Find all lines in the listing that include the word "reparación", then copy them.

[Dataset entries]
-- START --
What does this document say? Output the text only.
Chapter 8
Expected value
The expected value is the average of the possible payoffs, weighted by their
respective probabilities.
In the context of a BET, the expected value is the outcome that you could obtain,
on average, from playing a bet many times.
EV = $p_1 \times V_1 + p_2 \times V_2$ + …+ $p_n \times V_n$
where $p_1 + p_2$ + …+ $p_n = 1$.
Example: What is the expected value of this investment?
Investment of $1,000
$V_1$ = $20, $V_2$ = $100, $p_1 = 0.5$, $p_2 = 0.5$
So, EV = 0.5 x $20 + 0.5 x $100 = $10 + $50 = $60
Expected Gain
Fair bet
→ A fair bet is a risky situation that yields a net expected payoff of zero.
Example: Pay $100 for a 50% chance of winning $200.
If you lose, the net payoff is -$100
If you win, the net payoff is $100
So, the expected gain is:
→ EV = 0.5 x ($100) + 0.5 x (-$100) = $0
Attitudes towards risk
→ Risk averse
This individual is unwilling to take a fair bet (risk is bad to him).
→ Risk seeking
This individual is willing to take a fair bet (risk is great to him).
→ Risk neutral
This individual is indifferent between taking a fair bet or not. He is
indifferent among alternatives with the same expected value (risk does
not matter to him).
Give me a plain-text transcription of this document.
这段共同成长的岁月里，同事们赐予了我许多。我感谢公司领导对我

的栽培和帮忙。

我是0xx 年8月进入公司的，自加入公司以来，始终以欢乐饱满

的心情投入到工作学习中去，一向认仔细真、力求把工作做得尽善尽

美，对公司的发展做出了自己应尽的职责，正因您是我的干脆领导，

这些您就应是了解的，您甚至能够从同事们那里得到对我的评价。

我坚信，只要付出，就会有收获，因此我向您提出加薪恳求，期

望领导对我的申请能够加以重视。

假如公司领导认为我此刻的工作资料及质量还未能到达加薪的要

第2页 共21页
-- END --
-- START --
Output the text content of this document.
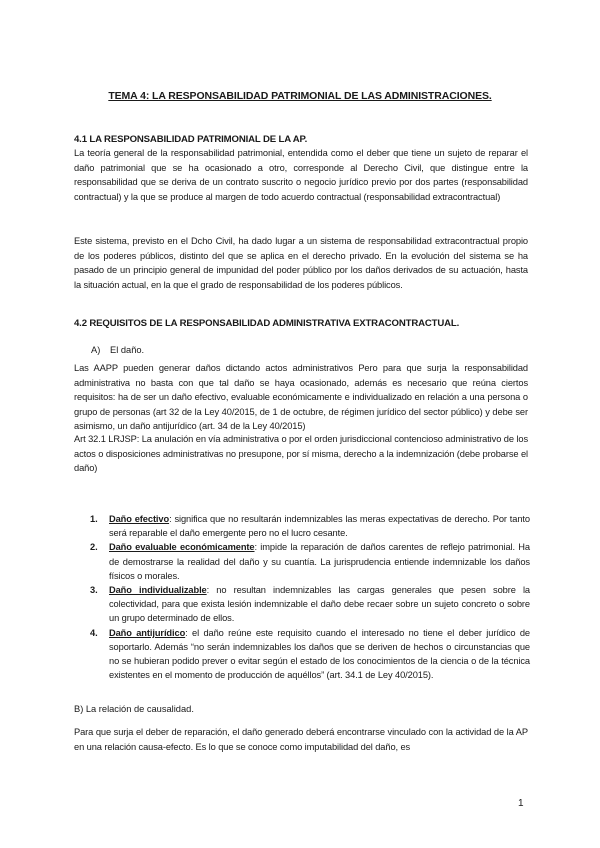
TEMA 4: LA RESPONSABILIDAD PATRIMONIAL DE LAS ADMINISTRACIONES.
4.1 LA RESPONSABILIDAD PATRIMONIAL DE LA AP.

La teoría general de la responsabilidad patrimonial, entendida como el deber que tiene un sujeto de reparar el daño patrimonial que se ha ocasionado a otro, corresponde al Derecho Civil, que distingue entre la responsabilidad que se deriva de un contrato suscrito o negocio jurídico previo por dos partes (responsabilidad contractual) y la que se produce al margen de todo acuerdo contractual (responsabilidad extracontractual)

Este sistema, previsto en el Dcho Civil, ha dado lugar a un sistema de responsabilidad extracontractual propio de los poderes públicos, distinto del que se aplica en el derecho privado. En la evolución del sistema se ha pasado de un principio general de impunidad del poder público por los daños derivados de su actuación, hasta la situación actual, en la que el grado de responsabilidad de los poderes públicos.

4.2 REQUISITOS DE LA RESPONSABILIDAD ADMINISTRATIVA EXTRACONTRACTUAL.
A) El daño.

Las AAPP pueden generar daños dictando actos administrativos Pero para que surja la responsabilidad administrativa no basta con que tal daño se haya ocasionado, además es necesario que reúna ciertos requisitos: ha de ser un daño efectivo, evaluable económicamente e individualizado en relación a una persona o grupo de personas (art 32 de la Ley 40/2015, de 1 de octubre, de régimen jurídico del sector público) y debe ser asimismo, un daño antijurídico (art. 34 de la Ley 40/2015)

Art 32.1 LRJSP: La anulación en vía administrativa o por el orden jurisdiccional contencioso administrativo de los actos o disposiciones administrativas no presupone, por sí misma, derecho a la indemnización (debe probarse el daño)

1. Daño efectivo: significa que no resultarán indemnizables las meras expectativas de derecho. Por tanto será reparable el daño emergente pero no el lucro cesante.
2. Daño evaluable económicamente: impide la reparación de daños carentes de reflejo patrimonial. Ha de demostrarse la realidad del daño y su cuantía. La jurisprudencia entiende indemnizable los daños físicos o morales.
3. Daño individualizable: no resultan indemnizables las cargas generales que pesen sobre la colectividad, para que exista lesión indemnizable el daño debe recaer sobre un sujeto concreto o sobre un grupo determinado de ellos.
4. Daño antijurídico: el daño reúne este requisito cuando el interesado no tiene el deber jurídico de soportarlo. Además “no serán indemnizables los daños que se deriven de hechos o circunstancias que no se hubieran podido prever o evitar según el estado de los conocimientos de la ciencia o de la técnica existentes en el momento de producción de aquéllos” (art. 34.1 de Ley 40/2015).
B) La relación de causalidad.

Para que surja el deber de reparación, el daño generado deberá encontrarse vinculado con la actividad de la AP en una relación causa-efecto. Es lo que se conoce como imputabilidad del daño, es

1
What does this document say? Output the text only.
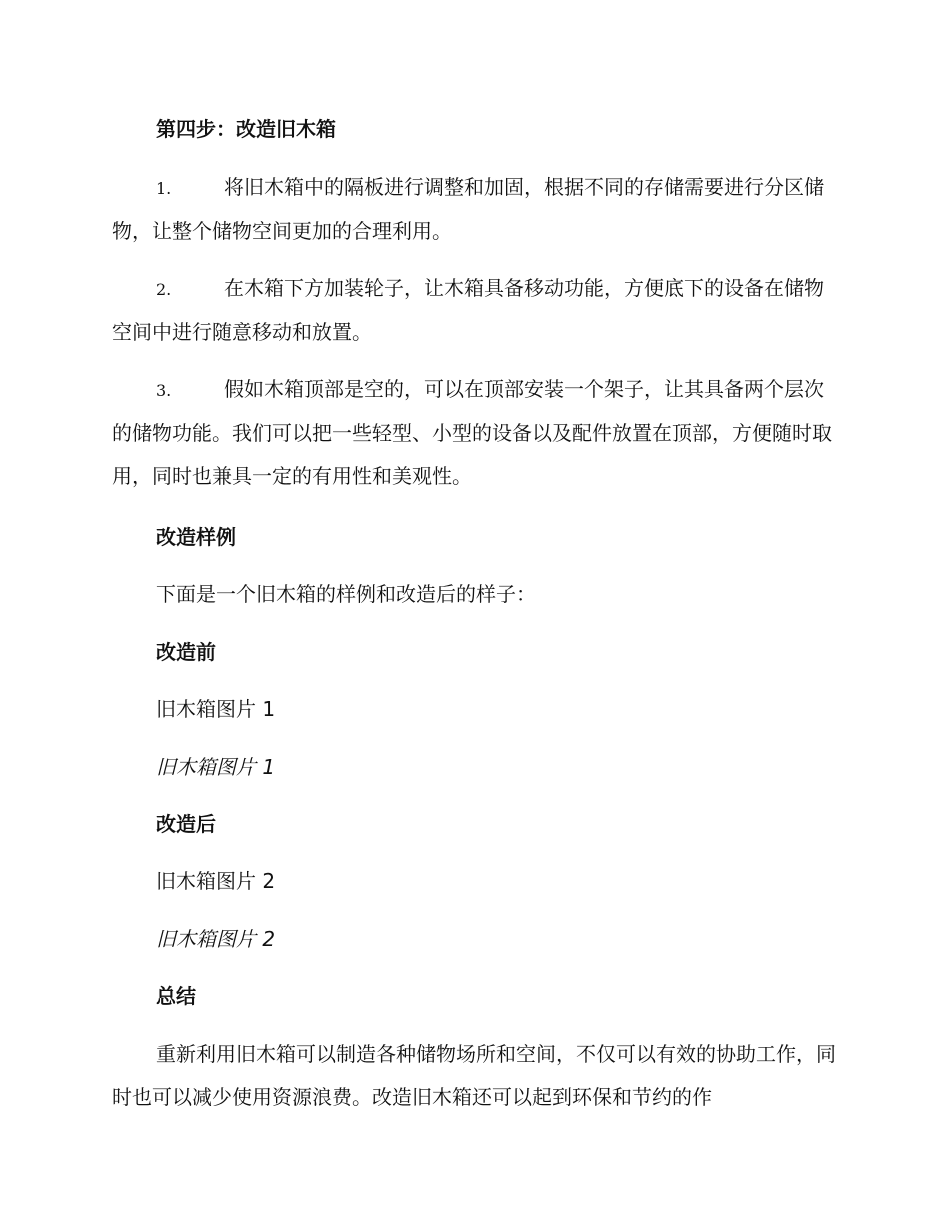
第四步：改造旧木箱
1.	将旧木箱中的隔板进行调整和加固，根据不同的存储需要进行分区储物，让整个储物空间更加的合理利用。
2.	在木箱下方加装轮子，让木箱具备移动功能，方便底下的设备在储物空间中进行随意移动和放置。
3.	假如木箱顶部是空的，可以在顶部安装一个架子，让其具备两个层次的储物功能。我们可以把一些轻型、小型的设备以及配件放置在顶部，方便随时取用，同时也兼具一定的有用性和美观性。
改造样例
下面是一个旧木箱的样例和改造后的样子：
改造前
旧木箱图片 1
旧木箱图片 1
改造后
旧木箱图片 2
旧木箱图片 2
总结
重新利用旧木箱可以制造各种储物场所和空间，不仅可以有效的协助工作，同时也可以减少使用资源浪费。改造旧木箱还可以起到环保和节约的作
-- END --
Correct output:
2. Daño evaluable económicamente: impide la reparación de daños carentes de reflejo patrimonial. Ha de demostrarse la realidad del daño y su cuantía. La jurisprudencia entiende indemnizable los daños físicos o morales.
Para que surja el deber de reparación, el daño generado deberá encontrarse vinculado con la actividad de la AP en una relación causa-efecto. Es lo que se conoce como imputabilidad del daño, es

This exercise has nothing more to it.